# Stated task
Quote every line as written. Omit pictures.

--- Begin Record extracts ---

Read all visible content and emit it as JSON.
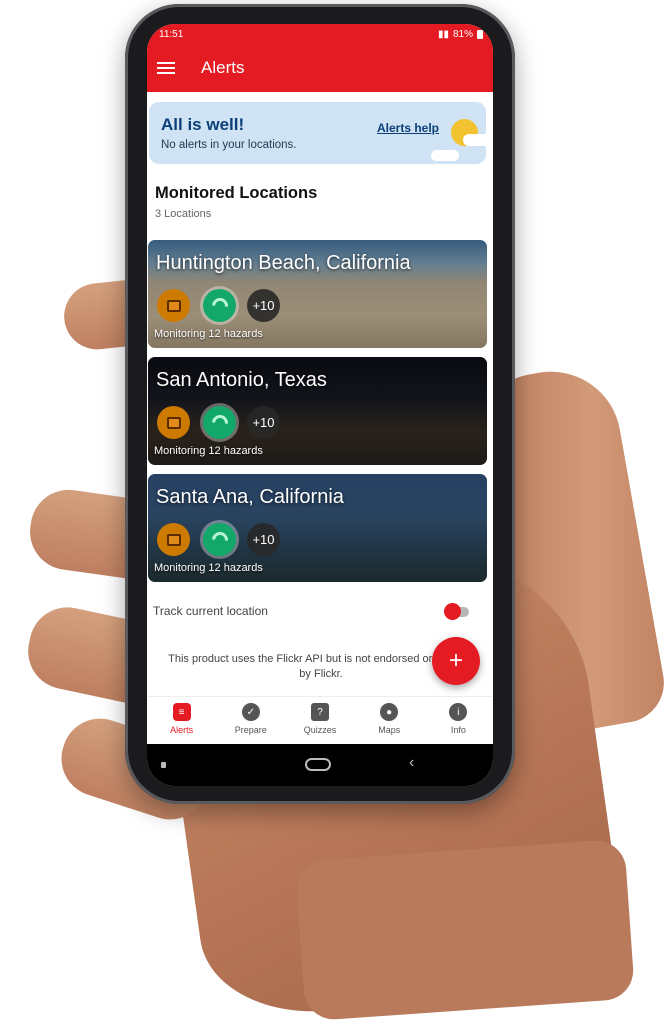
{
  "status_bar": {
    "time": "11:51",
    "battery": "81%"
  },
  "app_bar": {
    "title": "Alerts"
  },
  "banner": {
    "title": "All is well!",
    "subtitle": "No alerts in your locations.",
    "help_link": "Alerts help"
  },
  "monitored": {
    "title": "Monitored Locations",
    "count_label": "3 Locations"
  },
  "locations": [
    {
      "name": "Huntington Beach, California",
      "more": "+10",
      "monitoring": "Monitoring 12 hazards"
    },
    {
      "name": "San Antonio, Texas",
      "more": "+10",
      "monitoring": "Monitoring 12 hazards"
    },
    {
      "name": "Santa Ana, California",
      "more": "+10",
      "monitoring": "Monitoring 12 hazards"
    }
  ],
  "track_location": {
    "label": "Track current location",
    "enabled": true
  },
  "disclaimer": "This product uses the Flickr API but is not endorsed or certified by Flickr.",
  "fab": {
    "icon": "plus-icon",
    "symbol": "+"
  },
  "bottom_nav": [
    {
      "label": "Alerts",
      "icon": "alerts-list-icon",
      "glyph": "≡",
      "active": true
    },
    {
      "label": "Prepare",
      "icon": "checkmark-icon",
      "glyph": "✓"
    },
    {
      "label": "Quizzes",
      "icon": "question-icon",
      "glyph": "?"
    },
    {
      "label": "Maps",
      "icon": "map-pin-icon",
      "glyph": "●"
    },
    {
      "label": "Info",
      "icon": "info-icon",
      "glyph": "i"
    }
  ],
  "system_nav": {
    "back_symbol": "‹"
  },
  "colors": {
    "accent": "#e41b23",
    "banner_bg": "#cfe3f4",
    "banner_text": "#0b3f78"
  }
}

--- End Record extracts ---

# Reply to the exercise
Read all visible content and emit it as JSON.
{
  "status_bar": {
    "time": "11:51",
    "battery": "81%"
  },
  "app_bar": {
    "title": "Alerts"
  },
  "banner": {
    "title": "All is well!",
    "subtitle": "No alerts in your locations.",
    "help_link": "Alerts help"
  },
  "monitored": {
    "title": "Monitored Locations",
    "count_label": "3 Locations"
  },
  "locations": [
    {
      "name": "Huntington Beach, California",
      "more": "+10",
      "monitoring": "Monitoring 12 hazards"
    },
    {
      "name": "San Antonio, Texas",
      "more": "+10",
      "monitoring": "Monitoring 12 hazards"
    },
    {
      "name": "Santa Ana, California",
      "more": "+10",
      "monitoring": "Monitoring 12 hazards"
    }
  ],
  "track_location": {
    "label": "Track current location",
    "enabled": true
  },
  "disclaimer": "This product uses the Flickr API but is not endorsed or certified by Flickr.",
  "fab": {
    "icon": "plus-icon",
    "symbol": "+"
  },
  "bottom_nav": [
    {
      "label": "Alerts",
      "icon": "alerts-list-icon",
      "glyph": "≡",
      "active": true
    },
    {
      "label": "Prepare",
      "icon": "checkmark-icon",
      "glyph": "✓"
    },
    {
      "label": "Quizzes",
      "icon": "question-icon",
      "glyph": "?"
    },
    {
      "label": "Maps",
      "icon": "map-pin-icon",
      "glyph": "●"
    },
    {
      "label": "Info",
      "icon": "info-icon",
      "glyph": "i"
    }
  ],
  "system_nav": {
    "back_symbol": "‹"
  },
  "colors": {
    "accent": "#e41b23",
    "banner_bg": "#cfe3f4",
    "banner_text": "#0b3f78"
  }
}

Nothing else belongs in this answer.